%%

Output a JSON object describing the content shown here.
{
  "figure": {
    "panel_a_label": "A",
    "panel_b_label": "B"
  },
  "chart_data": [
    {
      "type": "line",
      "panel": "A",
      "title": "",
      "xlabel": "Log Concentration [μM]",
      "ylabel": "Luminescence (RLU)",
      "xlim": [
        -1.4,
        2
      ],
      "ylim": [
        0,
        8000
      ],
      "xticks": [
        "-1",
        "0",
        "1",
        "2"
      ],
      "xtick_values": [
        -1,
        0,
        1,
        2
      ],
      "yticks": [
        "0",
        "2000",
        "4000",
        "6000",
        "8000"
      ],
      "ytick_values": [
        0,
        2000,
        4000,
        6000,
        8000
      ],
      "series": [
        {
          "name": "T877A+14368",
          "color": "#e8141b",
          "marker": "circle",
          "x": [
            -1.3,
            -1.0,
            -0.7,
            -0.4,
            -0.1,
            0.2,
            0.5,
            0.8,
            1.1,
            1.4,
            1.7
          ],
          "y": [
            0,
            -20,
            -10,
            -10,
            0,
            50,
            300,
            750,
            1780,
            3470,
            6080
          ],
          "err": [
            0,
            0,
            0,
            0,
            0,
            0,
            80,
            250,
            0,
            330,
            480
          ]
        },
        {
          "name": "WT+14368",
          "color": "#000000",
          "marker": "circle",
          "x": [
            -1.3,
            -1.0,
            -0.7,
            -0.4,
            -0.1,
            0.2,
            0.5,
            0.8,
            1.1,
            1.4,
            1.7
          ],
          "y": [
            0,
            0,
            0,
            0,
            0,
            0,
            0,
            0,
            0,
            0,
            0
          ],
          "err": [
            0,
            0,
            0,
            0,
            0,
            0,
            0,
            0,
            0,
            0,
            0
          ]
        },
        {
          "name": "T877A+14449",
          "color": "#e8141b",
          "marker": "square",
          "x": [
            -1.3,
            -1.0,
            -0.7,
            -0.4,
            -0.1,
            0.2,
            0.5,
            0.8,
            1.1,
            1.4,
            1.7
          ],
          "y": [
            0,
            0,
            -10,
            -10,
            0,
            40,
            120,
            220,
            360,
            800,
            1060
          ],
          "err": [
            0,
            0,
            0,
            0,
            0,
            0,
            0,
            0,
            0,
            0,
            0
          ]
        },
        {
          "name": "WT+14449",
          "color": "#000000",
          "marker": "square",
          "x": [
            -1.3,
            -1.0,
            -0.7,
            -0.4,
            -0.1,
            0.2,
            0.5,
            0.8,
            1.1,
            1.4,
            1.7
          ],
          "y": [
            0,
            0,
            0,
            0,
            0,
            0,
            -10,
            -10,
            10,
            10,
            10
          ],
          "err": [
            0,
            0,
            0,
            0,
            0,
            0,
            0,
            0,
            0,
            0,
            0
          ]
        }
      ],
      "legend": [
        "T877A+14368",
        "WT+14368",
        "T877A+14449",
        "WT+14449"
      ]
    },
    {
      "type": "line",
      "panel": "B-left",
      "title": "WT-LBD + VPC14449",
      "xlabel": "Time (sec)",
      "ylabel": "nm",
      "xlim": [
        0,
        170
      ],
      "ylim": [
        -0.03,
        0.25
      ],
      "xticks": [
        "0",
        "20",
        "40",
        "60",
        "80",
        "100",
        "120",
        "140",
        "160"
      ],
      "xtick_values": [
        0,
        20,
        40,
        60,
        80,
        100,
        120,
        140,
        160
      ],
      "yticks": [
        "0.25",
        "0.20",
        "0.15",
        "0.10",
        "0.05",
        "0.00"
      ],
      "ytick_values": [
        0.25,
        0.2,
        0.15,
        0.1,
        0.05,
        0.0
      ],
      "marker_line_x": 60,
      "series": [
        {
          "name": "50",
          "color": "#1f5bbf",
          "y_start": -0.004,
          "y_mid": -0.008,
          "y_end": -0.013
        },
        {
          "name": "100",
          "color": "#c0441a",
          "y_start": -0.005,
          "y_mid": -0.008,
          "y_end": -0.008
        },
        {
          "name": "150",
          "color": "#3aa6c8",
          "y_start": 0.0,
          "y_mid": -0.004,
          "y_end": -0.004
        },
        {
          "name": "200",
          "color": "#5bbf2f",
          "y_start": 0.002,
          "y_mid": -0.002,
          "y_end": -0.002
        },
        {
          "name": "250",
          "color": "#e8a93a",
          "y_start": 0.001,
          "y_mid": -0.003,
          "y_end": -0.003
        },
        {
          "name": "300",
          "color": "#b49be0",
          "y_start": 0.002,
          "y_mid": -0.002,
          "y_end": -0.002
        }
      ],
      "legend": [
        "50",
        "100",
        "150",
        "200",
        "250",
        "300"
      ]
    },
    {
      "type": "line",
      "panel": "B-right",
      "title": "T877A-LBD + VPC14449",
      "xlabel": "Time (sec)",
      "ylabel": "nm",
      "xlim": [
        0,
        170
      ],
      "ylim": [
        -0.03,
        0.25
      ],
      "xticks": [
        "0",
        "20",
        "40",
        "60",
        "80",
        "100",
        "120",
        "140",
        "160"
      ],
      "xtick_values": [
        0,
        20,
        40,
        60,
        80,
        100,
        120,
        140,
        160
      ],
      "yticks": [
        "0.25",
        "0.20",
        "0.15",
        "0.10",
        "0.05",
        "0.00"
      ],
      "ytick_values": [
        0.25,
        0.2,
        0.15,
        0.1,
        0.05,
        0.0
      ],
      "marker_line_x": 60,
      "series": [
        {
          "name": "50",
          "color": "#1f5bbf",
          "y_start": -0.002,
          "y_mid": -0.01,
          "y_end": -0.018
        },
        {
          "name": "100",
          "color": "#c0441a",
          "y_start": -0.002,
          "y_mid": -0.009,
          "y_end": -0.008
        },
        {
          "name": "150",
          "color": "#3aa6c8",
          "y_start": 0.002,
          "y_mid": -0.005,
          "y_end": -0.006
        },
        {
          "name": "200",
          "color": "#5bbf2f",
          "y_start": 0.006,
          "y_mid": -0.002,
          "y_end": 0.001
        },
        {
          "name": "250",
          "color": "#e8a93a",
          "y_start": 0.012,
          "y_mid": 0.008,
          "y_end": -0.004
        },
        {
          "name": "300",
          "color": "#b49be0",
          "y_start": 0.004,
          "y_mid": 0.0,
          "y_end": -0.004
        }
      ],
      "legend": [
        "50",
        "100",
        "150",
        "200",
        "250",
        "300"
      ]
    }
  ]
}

%%

(EXERCISE DETAILS):
Your task is to transcribe the listing above in full, exactly as given.

(OUTPUT FOR THIS TASK):
Output a JSON object describing the content shown here.
{
  "figure": {
    "panel_a_label": "A",
    "panel_b_label": "B"
  },
  "chart_data": [
    {
      "type": "line",
      "panel": "A",
      "title": "",
      "xlabel": "Log Concentration [μM]",
      "ylabel": "Luminescence (RLU)",
      "xlim": [
        -1.4,
        2
      ],
      "ylim": [
        0,
        8000
      ],
      "xticks": [
        "-1",
        "0",
        "1",
        "2"
      ],
      "xtick_values": [
        -1,
        0,
        1,
        2
      ],
      "yticks": [
        "0",
        "2000",
        "4000",
        "6000",
        "8000"
      ],
      "ytick_values": [
        0,
        2000,
        4000,
        6000,
        8000
      ],
      "series": [
        {
          "name": "T877A+14368",
          "color": "#e8141b",
          "marker": "circle",
          "x": [
            -1.3,
            -1.0,
            -0.7,
            -0.4,
            -0.1,
            0.2,
            0.5,
            0.8,
            1.1,
            1.4,
            1.7
          ],
          "y": [
            0,
            -20,
            -10,
            -10,
            0,
            50,
            300,
            750,
            1780,
            3470,
            6080
          ],
          "err": [
            0,
            0,
            0,
            0,
            0,
            0,
            80,
            250,
            0,
            330,
            480
          ]
        },
        {
          "name": "WT+14368",
          "color": "#000000",
          "marker": "circle",
          "x": [
            -1.3,
            -1.0,
            -0.7,
            -0.4,
            -0.1,
            0.2,
            0.5,
            0.8,
            1.1,
            1.4,
            1.7
          ],
          "y": [
            0,
            0,
            0,
            0,
            0,
            0,
            0,
            0,
            0,
            0,
            0
          ],
          "err": [
            0,
            0,
            0,
            0,
            0,
            0,
            0,
            0,
            0,
            0,
            0
          ]
        },
        {
          "name": "T877A+14449",
          "color": "#e8141b",
          "marker": "square",
          "x": [
            -1.3,
            -1.0,
            -0.7,
            -0.4,
            -0.1,
            0.2,
            0.5,
            0.8,
            1.1,
            1.4,
            1.7
          ],
          "y": [
            0,
            0,
            -10,
            -10,
            0,
            40,
            120,
            220,
            360,
            800,
            1060
          ],
          "err": [
            0,
            0,
            0,
            0,
            0,
            0,
            0,
            0,
            0,
            0,
            0
          ]
        },
        {
          "name": "WT+14449",
          "color": "#000000",
          "marker": "square",
          "x": [
            -1.3,
            -1.0,
            -0.7,
            -0.4,
            -0.1,
            0.2,
            0.5,
            0.8,
            1.1,
            1.4,
            1.7
          ],
          "y": [
            0,
            0,
            0,
            0,
            0,
            0,
            -10,
            -10,
            10,
            10,
            10
          ],
          "err": [
            0,
            0,
            0,
            0,
            0,
            0,
            0,
            0,
            0,
            0,
            0
          ]
        }
      ],
      "legend": [
        "T877A+14368",
        "WT+14368",
        "T877A+14449",
        "WT+14449"
      ]
    },
    {
      "type": "line",
      "panel": "B-left",
      "title": "WT-LBD + VPC14449",
      "xlabel": "Time (sec)",
      "ylabel": "nm",
      "xlim": [
        0,
        170
      ],
      "ylim": [
        -0.03,
        0.25
      ],
      "xticks": [
        "0",
        "20",
        "40",
        "60",
        "80",
        "100",
        "120",
        "140",
        "160"
      ],
      "xtick_values": [
        0,
        20,
        40,
        60,
        80,
        100,
        120,
        140,
        160
      ],
      "yticks": [
        "0.25",
        "0.20",
        "0.15",
        "0.10",
        "0.05",
        "0.00"
      ],
      "ytick_values": [
        0.25,
        0.2,
        0.15,
        0.1,
        0.05,
        0.0
      ],
      "marker_line_x": 60,
      "series": [
        {
          "name": "50",
          "color": "#1f5bbf",
          "y_start": -0.004,
          "y_mid": -0.008,
          "y_end": -0.013
        },
        {
          "name": "100",
          "color": "#c0441a",
          "y_start": -0.005,
          "y_mid": -0.008,
          "y_end": -0.008
        },
        {
          "name": "150",
          "color": "#3aa6c8",
          "y_start": 0.0,
          "y_mid": -0.004,
          "y_end": -0.004
        },
        {
          "name": "200",
          "color": "#5bbf2f",
          "y_start": 0.002,
          "y_mid": -0.002,
          "y_end": -0.002
        },
        {
          "name": "250",
          "color": "#e8a93a",
          "y_start": 0.001,
          "y_mid": -0.003,
          "y_end": -0.003
        },
        {
          "name": "300",
          "color": "#b49be0",
          "y_start": 0.002,
          "y_mid": -0.002,
          "y_end": -0.002
        }
      ],
      "legend": [
        "50",
        "100",
        "150",
        "200",
        "250",
        "300"
      ]
    },
    {
      "type": "line",
      "panel": "B-right",
      "title": "T877A-LBD + VPC14449",
      "xlabel": "Time (sec)",
      "ylabel": "nm",
      "xlim": [
        0,
        170
      ],
      "ylim": [
        -0.03,
        0.25
      ],
      "xticks": [
        "0",
        "20",
        "40",
        "60",
        "80",
        "100",
        "120",
        "140",
        "160"
      ],
      "xtick_values": [
        0,
        20,
        40,
        60,
        80,
        100,
        120,
        140,
        160
      ],
      "yticks": [
        "0.25",
        "0.20",
        "0.15",
        "0.10",
        "0.05",
        "0.00"
      ],
      "ytick_values": [
        0.25,
        0.2,
        0.15,
        0.1,
        0.05,
        0.0
      ],
      "marker_line_x": 60,
      "series": [
        {
          "name": "50",
          "color": "#1f5bbf",
          "y_start": -0.002,
          "y_mid": -0.01,
          "y_end": -0.018
        },
        {
          "name": "100",
          "color": "#c0441a",
          "y_start": -0.002,
          "y_mid": -0.009,
          "y_end": -0.008
        },
        {
          "name": "150",
          "color": "#3aa6c8",
          "y_start": 0.002,
          "y_mid": -0.005,
          "y_end": -0.006
        },
        {
          "name": "200",
          "color": "#5bbf2f",
          "y_start": 0.006,
          "y_mid": -0.002,
          "y_end": 0.001
        },
        {
          "name": "250",
          "color": "#e8a93a",
          "y_start": 0.012,
          "y_mid": 0.008,
          "y_end": -0.004
        },
        {
          "name": "300",
          "color": "#b49be0",
          "y_start": 0.004,
          "y_mid": 0.0,
          "y_end": -0.004
        }
      ],
      "legend": [
        "50",
        "100",
        "150",
        "200",
        "250",
        "300"
      ]
    }
  ]
}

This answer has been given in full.